- _Goal_
Using the data beneath, show every line that includes the word "title".

....................

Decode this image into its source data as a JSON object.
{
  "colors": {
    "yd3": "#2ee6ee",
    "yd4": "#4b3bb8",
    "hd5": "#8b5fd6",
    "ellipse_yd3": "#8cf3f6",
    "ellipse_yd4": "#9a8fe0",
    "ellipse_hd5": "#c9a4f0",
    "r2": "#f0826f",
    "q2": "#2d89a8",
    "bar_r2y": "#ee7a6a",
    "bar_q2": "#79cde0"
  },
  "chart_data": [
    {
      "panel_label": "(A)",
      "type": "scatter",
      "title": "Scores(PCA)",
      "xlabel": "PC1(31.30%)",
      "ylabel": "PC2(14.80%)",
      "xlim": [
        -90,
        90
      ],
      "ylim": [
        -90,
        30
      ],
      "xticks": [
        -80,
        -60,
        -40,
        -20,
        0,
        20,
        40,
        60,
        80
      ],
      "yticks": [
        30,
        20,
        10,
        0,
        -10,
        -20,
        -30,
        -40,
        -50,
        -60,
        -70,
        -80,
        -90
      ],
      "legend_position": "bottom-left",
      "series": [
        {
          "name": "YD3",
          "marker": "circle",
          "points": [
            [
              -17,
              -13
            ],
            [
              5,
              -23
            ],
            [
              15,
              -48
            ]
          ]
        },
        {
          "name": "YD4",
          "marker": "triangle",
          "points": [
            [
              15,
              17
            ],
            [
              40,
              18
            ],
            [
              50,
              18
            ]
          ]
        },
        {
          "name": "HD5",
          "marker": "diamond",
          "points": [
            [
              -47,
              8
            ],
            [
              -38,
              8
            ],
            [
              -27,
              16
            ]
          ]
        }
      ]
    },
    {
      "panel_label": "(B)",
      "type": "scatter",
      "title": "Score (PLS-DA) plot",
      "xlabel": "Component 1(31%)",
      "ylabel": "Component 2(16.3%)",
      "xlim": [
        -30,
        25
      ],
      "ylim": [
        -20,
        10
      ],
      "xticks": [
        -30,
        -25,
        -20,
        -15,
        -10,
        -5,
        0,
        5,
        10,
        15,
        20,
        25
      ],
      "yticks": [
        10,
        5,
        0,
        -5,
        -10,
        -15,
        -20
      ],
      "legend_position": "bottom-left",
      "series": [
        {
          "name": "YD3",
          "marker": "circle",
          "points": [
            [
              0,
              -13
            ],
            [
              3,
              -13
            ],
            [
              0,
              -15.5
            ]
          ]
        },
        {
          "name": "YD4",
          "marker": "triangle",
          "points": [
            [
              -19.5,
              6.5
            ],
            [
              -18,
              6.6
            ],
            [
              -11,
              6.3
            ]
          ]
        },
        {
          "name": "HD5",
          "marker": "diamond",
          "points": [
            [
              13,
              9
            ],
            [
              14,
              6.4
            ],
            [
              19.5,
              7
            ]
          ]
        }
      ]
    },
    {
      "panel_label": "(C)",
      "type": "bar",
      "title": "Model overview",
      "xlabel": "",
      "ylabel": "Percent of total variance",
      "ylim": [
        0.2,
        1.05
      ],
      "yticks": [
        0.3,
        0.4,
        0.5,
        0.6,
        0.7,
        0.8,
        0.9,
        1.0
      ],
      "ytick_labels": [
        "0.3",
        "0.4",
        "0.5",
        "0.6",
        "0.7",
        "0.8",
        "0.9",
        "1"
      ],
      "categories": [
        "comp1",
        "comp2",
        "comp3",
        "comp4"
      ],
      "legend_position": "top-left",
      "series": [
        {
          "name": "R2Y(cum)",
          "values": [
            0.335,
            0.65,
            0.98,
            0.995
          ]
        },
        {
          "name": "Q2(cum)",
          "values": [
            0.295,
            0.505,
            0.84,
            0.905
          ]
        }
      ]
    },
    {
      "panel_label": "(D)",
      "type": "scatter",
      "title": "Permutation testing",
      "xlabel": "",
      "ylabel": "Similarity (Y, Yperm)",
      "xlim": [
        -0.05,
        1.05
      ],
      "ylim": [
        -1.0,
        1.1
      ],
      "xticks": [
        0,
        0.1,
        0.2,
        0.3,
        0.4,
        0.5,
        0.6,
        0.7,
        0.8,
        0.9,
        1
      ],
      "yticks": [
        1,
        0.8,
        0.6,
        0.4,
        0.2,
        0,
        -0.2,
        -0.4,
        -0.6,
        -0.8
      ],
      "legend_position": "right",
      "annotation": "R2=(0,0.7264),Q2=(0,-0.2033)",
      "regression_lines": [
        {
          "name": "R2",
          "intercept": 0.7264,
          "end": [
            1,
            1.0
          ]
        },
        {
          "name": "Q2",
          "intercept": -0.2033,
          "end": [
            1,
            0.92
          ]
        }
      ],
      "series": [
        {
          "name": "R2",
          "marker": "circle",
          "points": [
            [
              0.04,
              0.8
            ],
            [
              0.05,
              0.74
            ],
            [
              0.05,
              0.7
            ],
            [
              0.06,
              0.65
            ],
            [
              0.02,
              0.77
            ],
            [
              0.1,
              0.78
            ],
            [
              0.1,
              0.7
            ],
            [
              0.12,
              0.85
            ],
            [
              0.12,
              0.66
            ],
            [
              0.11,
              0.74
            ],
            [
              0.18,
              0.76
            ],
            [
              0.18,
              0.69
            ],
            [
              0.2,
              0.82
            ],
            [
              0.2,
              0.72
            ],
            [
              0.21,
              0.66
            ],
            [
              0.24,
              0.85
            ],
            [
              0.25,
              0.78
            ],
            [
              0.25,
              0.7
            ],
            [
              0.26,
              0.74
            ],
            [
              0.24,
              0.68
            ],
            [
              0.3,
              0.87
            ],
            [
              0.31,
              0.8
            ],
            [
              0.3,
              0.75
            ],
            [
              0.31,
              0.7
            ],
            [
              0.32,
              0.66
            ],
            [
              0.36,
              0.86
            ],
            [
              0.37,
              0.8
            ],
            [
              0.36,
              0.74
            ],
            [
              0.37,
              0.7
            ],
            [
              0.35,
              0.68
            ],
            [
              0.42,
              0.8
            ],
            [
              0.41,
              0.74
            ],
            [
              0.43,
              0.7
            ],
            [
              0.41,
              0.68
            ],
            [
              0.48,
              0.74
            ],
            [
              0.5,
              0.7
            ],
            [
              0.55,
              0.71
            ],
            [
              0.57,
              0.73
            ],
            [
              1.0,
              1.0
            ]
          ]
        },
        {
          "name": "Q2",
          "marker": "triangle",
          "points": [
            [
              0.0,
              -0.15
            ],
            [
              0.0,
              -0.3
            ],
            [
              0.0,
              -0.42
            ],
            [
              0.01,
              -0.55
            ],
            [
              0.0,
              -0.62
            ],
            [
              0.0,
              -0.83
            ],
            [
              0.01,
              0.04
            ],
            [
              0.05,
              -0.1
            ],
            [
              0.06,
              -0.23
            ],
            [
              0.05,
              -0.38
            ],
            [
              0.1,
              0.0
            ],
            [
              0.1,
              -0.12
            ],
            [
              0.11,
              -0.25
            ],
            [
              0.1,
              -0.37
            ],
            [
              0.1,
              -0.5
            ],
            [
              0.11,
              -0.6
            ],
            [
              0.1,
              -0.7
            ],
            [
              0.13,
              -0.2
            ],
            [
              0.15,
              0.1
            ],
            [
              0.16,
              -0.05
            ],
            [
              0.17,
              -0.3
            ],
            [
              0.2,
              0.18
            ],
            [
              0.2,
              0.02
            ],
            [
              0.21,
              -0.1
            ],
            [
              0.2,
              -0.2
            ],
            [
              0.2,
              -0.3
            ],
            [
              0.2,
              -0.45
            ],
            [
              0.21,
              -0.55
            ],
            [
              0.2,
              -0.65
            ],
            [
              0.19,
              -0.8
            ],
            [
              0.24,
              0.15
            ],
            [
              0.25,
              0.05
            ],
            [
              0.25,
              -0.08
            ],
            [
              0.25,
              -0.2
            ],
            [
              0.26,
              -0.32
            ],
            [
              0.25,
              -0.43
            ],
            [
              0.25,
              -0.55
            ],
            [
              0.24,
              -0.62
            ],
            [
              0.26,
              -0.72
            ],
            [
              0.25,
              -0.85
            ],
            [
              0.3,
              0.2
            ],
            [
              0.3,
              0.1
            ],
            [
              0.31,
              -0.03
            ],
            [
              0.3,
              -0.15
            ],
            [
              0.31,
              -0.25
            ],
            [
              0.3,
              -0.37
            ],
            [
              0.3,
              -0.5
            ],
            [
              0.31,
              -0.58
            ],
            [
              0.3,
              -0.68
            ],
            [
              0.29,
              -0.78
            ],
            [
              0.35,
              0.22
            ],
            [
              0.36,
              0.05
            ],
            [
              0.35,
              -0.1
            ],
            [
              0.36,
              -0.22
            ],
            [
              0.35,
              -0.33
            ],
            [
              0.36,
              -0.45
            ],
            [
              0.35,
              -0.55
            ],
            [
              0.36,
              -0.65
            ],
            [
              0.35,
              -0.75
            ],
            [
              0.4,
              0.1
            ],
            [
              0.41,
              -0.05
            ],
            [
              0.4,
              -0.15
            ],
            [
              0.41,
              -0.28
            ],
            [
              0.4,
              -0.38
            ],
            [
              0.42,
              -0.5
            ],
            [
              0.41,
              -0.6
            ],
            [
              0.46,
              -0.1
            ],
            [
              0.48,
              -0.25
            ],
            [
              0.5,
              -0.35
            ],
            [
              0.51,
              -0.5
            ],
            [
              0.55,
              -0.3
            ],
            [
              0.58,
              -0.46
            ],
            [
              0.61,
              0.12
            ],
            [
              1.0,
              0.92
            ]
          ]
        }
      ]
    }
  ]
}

....................

- _Response to this exercise_
      "title": "Scores(PCA)",
      "title": "Score (PLS-DA) plot",
      "title": "Model overview",
      "title": "Permutation testing",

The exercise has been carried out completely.